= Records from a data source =
┌────────

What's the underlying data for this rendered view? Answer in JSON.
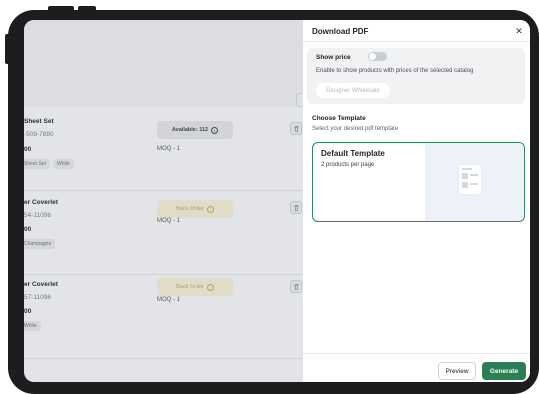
{
  "colors": {
    "accent_green": "#2c7f52",
    "overlay_grey": "#e2e4e8",
    "device_frame": "#1d1d1f"
  },
  "background_list": {
    "rows": [
      {
        "title": "Sheet Set",
        "sku": "-509-7880",
        "price": "00",
        "tags": [
          "Sheet Set",
          "White"
        ],
        "availability": "Available: 112",
        "availability_status": "available",
        "moq": "MOQ - 1"
      },
      {
        "title": "er Coverlet",
        "sku": "54-11096",
        "price": "00",
        "tags": [
          "Champagne"
        ],
        "availability": "Back Order",
        "availability_status": "backorder",
        "moq": "MOQ - 1"
      },
      {
        "title": "er Coverlet",
        "sku": "57-11096",
        "price": "00",
        "tags": [
          "White"
        ],
        "availability": "Back Order",
        "availability_status": "backorder",
        "moq": "MOQ - 1"
      }
    ]
  },
  "download_pdf": {
    "title": "Download PDF",
    "close_icon": "close-icon",
    "show_price": {
      "label": "Show price",
      "enabled": false,
      "description": "Enable to show products with prices of the selected catalog",
      "catalog": "Designer Wholesale"
    },
    "choose_template": {
      "title": "Choose Template",
      "subtitle": "Select your desired pdf template",
      "templates": [
        {
          "name": "Default Template",
          "description": "2 products per page",
          "selected": true
        }
      ]
    },
    "actions": {
      "preview": "Preview",
      "generate": "Generate"
    }
  }
}
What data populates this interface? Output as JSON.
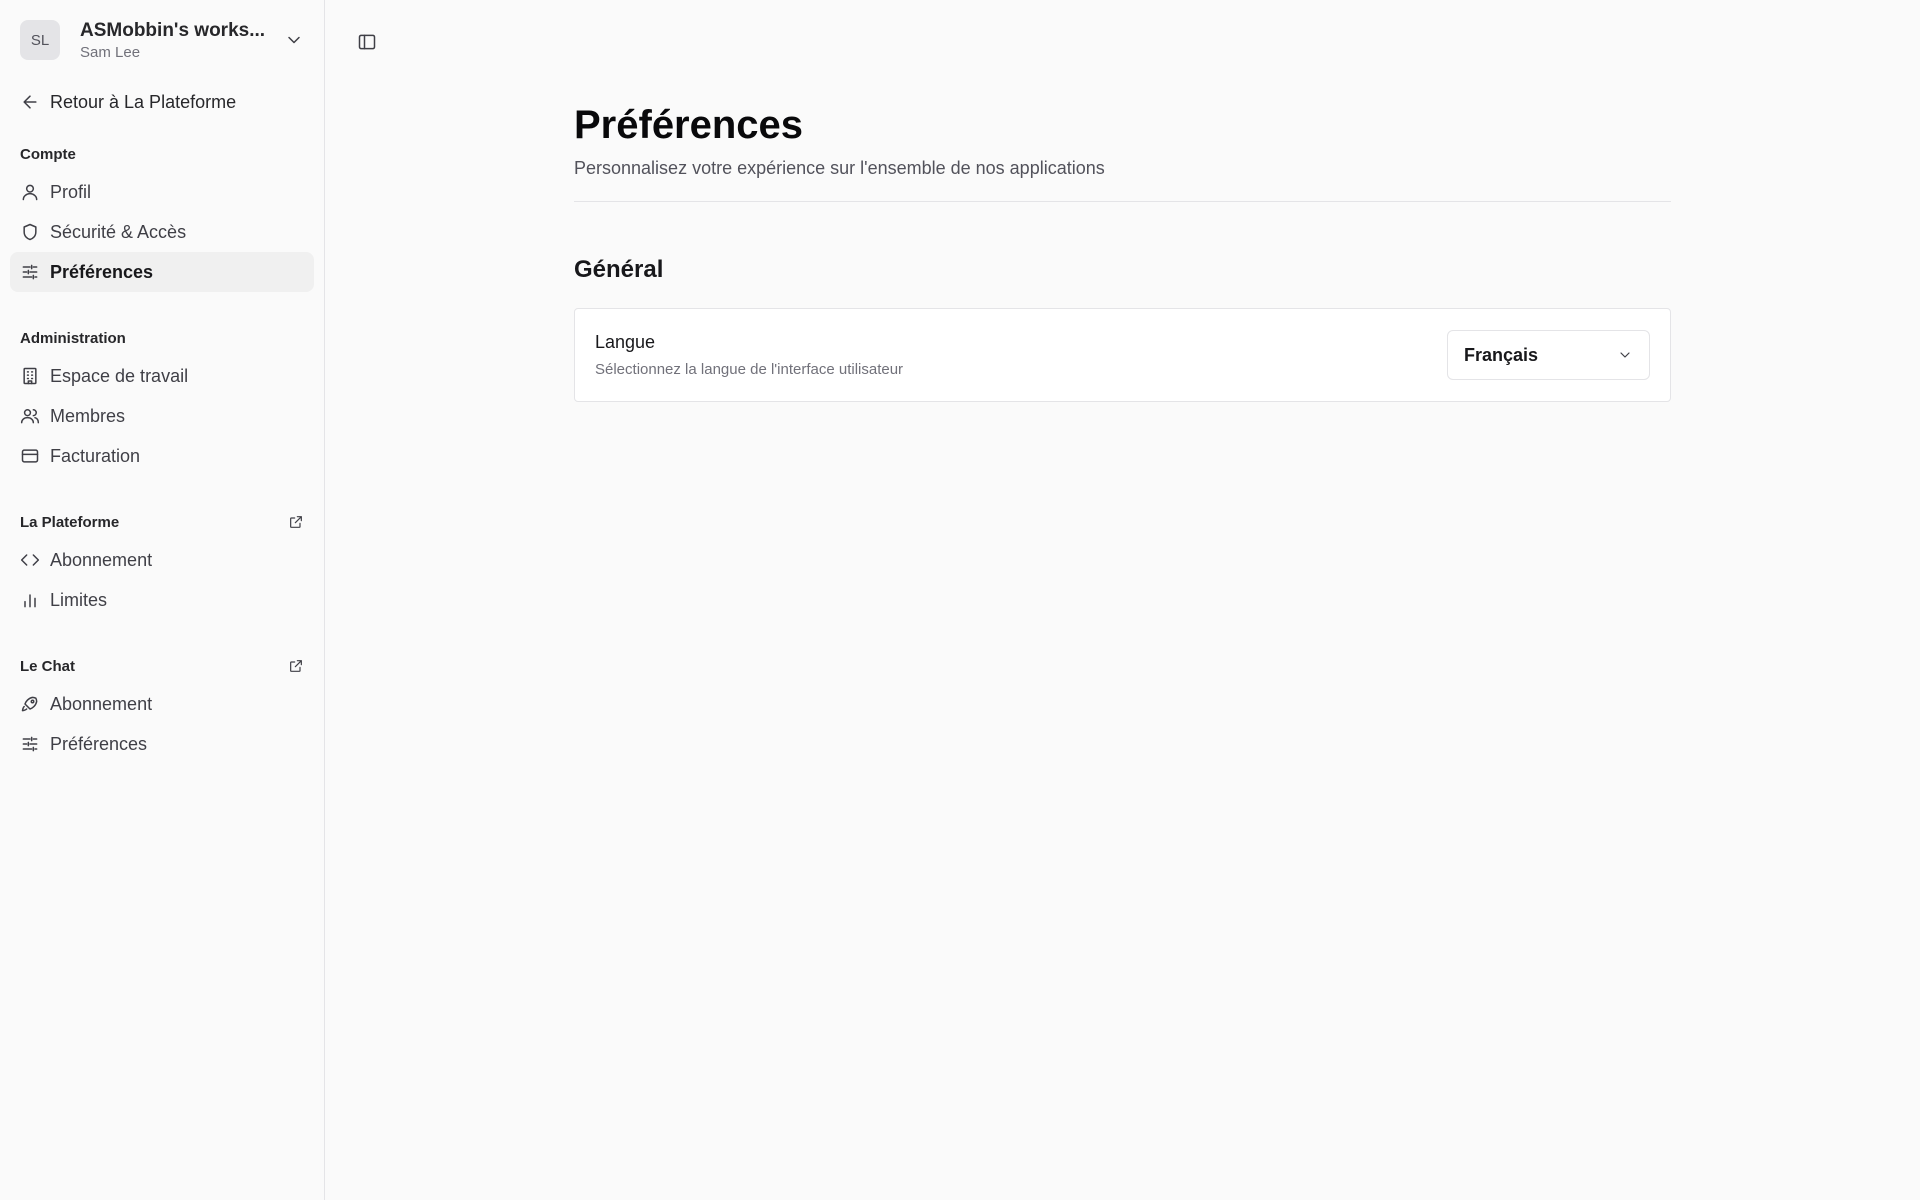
{
  "workspace": {
    "initials": "SL",
    "name": "ASMobbin's works...",
    "user": "Sam Lee"
  },
  "sidebar": {
    "back_label": "Retour à La Plateforme",
    "sections": [
      {
        "title": "Compte",
        "items": [
          {
            "label": "Profil",
            "icon": "user-icon"
          },
          {
            "label": "Sécurité & Accès",
            "icon": "shield-icon"
          },
          {
            "label": "Préférences",
            "icon": "sliders-icon",
            "active": true
          }
        ]
      },
      {
        "title": "Administration",
        "items": [
          {
            "label": "Espace de travail",
            "icon": "building-icon"
          },
          {
            "label": "Membres",
            "icon": "users-icon"
          },
          {
            "label": "Facturation",
            "icon": "credit-card-icon"
          }
        ]
      },
      {
        "title": "La Plateforme",
        "external": true,
        "items": [
          {
            "label": "Abonnement",
            "icon": "code-icon"
          },
          {
            "label": "Limites",
            "icon": "bar-chart-icon"
          }
        ]
      },
      {
        "title": "Le Chat",
        "external": true,
        "items": [
          {
            "label": "Abonnement",
            "icon": "rocket-icon"
          },
          {
            "label": "Préférences",
            "icon": "sliders-icon"
          }
        ]
      }
    ]
  },
  "main": {
    "title": "Préférences",
    "subtitle": "Personnalisez votre expérience sur l'ensemble de nos applications",
    "section_title": "Général",
    "settings": [
      {
        "label": "Langue",
        "description": "Sélectionnez la langue de l'interface utilisateur",
        "value": "Français"
      }
    ]
  }
}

└────────

= TASK REQUIREMENTS =
Collect every line above that contains the word "description".

= WRITTEN REPLY =
      "description": "Enable to show products with prices of the selected catalog",
          "description": "2 products per page",
        "description": "Sélectionnez la langue de l'interface utilisateur",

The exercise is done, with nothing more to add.